[Figure dataset records]
^^^^^^^^^^^^^^^^
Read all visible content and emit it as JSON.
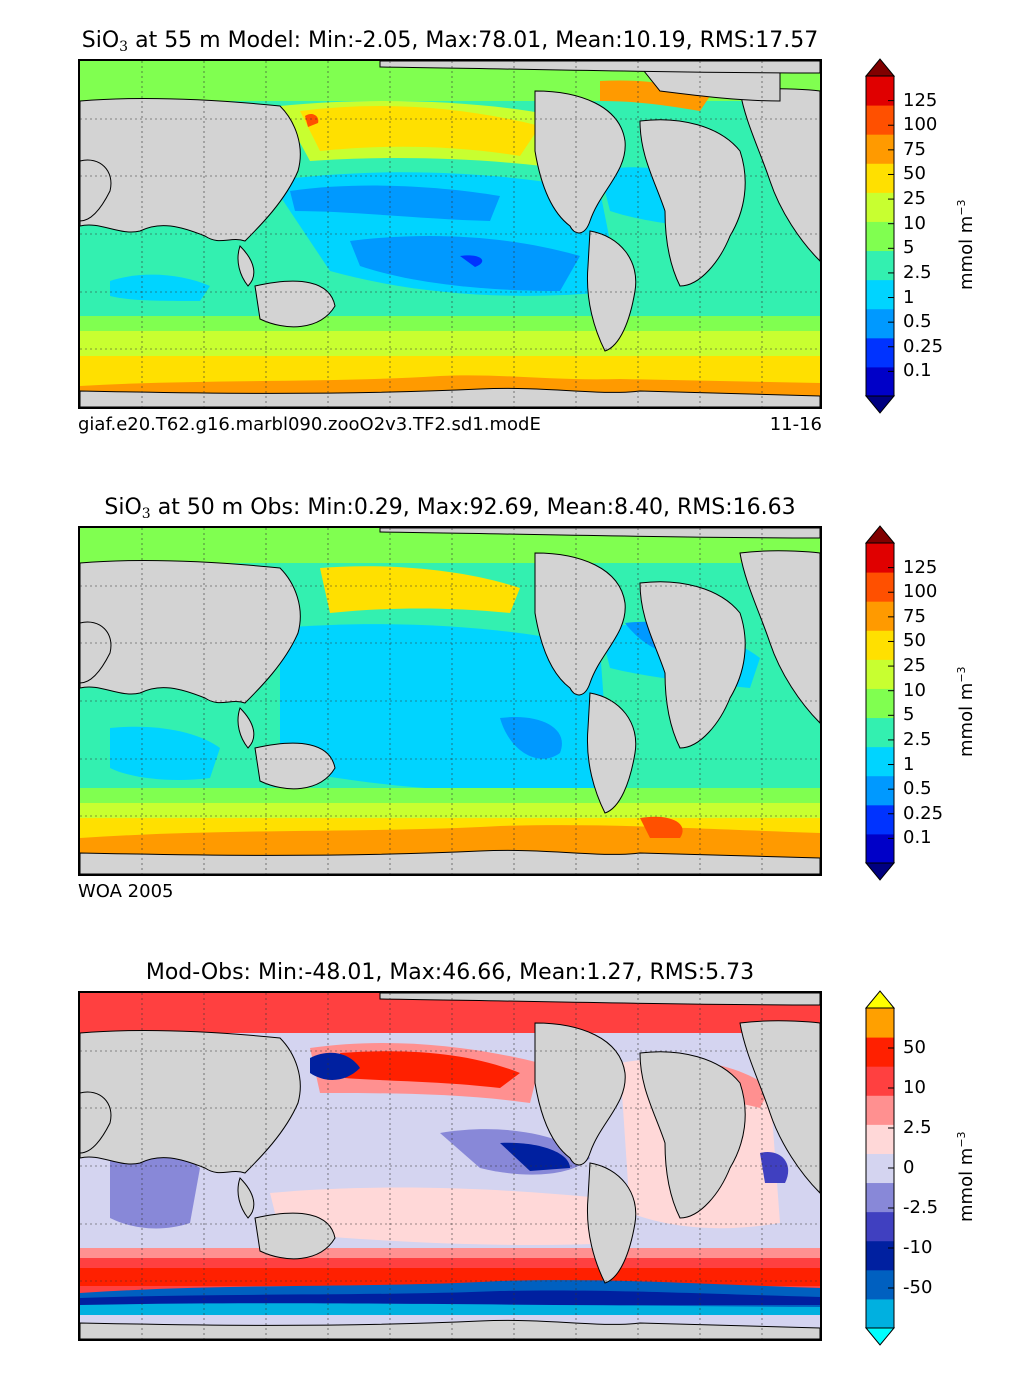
{
  "panels": [
    {
      "id": "model",
      "title_prefix": "SiO",
      "title_sub": "3",
      "title_suffix": " at 55 m Model: Min:-2.05, Max:78.01, Mean:10.19, RMS:17.57",
      "footer_left": "giaf.e20.T62.g16.marbl090.zooO2v3.TF2.sd1.modE",
      "footer_right": "11-16",
      "colorbar": {
        "ticks": [
          "125",
          "100",
          "75",
          "50",
          "25",
          "10",
          "5",
          "2.5",
          "1",
          "0.5",
          "0.25",
          "0.1"
        ],
        "colors": [
          "#000080",
          "#0000c8",
          "#0033ff",
          "#0099ff",
          "#00d4ff",
          "#33f0b0",
          "#80ff50",
          "#c8ff30",
          "#ffe000",
          "#ff9a00",
          "#ff5000",
          "#e00000",
          "#800000"
        ],
        "units": "mmol m",
        "units_sup": "−3"
      }
    },
    {
      "id": "obs",
      "title_prefix": "SiO",
      "title_sub": "3",
      "title_suffix": " at 50 m Obs: Min:0.29, Max:92.69, Mean:8.40, RMS:16.63",
      "footer_left": "WOA 2005",
      "footer_right": "",
      "colorbar": {
        "ticks": [
          "125",
          "100",
          "75",
          "50",
          "25",
          "10",
          "5",
          "2.5",
          "1",
          "0.5",
          "0.25",
          "0.1"
        ],
        "colors": [
          "#000080",
          "#0000c8",
          "#0033ff",
          "#0099ff",
          "#00d4ff",
          "#33f0b0",
          "#80ff50",
          "#c8ff30",
          "#ffe000",
          "#ff9a00",
          "#ff5000",
          "#e00000",
          "#800000"
        ],
        "units": "mmol m",
        "units_sup": "−3"
      }
    },
    {
      "id": "diff",
      "title_prefix": "Mod-Obs: Min:-48.01, Max:46.66, Mean:1.27, RMS:5.73",
      "title_sub": "",
      "title_suffix": "",
      "footer_left": "",
      "footer_right": "",
      "colorbar": {
        "ticks": [
          "50",
          "10",
          "2.5",
          "0",
          "-2.5",
          "-10",
          "-50"
        ],
        "colors": [
          "#00ffff",
          "#00b0e0",
          "#0060c0",
          "#0020a0",
          "#4040c0",
          "#8888d8",
          "#d4d4f0",
          "#ffd8d8",
          "#ff9090",
          "#ff4040",
          "#ff2000",
          "#ffa000",
          "#ffff00"
        ],
        "units": "mmol m",
        "units_sup": "−3"
      }
    }
  ],
  "map_style": {
    "land_color": "#d3d3d3",
    "gridline_color": "#333333"
  }
}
^^^^^^^^^^^^^^^^
Prompt
Leave out the pictures and copy the rest of the material above exactly.

Response to this task
Read all visible content and emit it as JSON.
{
  "panels": [
    {
      "id": "model",
      "title_prefix": "SiO",
      "title_sub": "3",
      "title_suffix": " at 55 m Model: Min:-2.05, Max:78.01, Mean:10.19, RMS:17.57",
      "footer_left": "giaf.e20.T62.g16.marbl090.zooO2v3.TF2.sd1.modE",
      "footer_right": "11-16",
      "colorbar": {
        "ticks": [
          "125",
          "100",
          "75",
          "50",
          "25",
          "10",
          "5",
          "2.5",
          "1",
          "0.5",
          "0.25",
          "0.1"
        ],
        "colors": [
          "#000080",
          "#0000c8",
          "#0033ff",
          "#0099ff",
          "#00d4ff",
          "#33f0b0",
          "#80ff50",
          "#c8ff30",
          "#ffe000",
          "#ff9a00",
          "#ff5000",
          "#e00000",
          "#800000"
        ],
        "units": "mmol m",
        "units_sup": "−3"
      }
    },
    {
      "id": "obs",
      "title_prefix": "SiO",
      "title_sub": "3",
      "title_suffix": " at 50 m Obs: Min:0.29, Max:92.69, Mean:8.40, RMS:16.63",
      "footer_left": "WOA 2005",
      "footer_right": "",
      "colorbar": {
        "ticks": [
          "125",
          "100",
          "75",
          "50",
          "25",
          "10",
          "5",
          "2.5",
          "1",
          "0.5",
          "0.25",
          "0.1"
        ],
        "colors": [
          "#000080",
          "#0000c8",
          "#0033ff",
          "#0099ff",
          "#00d4ff",
          "#33f0b0",
          "#80ff50",
          "#c8ff30",
          "#ffe000",
          "#ff9a00",
          "#ff5000",
          "#e00000",
          "#800000"
        ],
        "units": "mmol m",
        "units_sup": "−3"
      }
    },
    {
      "id": "diff",
      "title_prefix": "Mod-Obs: Min:-48.01, Max:46.66, Mean:1.27, RMS:5.73",
      "title_sub": "",
      "title_suffix": "",
      "footer_left": "",
      "footer_right": "",
      "colorbar": {
        "ticks": [
          "50",
          "10",
          "2.5",
          "0",
          "-2.5",
          "-10",
          "-50"
        ],
        "colors": [
          "#00ffff",
          "#00b0e0",
          "#0060c0",
          "#0020a0",
          "#4040c0",
          "#8888d8",
          "#d4d4f0",
          "#ffd8d8",
          "#ff9090",
          "#ff4040",
          "#ff2000",
          "#ffa000",
          "#ffff00"
        ],
        "units": "mmol m",
        "units_sup": "−3"
      }
    }
  ],
  "map_style": {
    "land_color": "#d3d3d3",
    "gridline_color": "#333333"
  }
}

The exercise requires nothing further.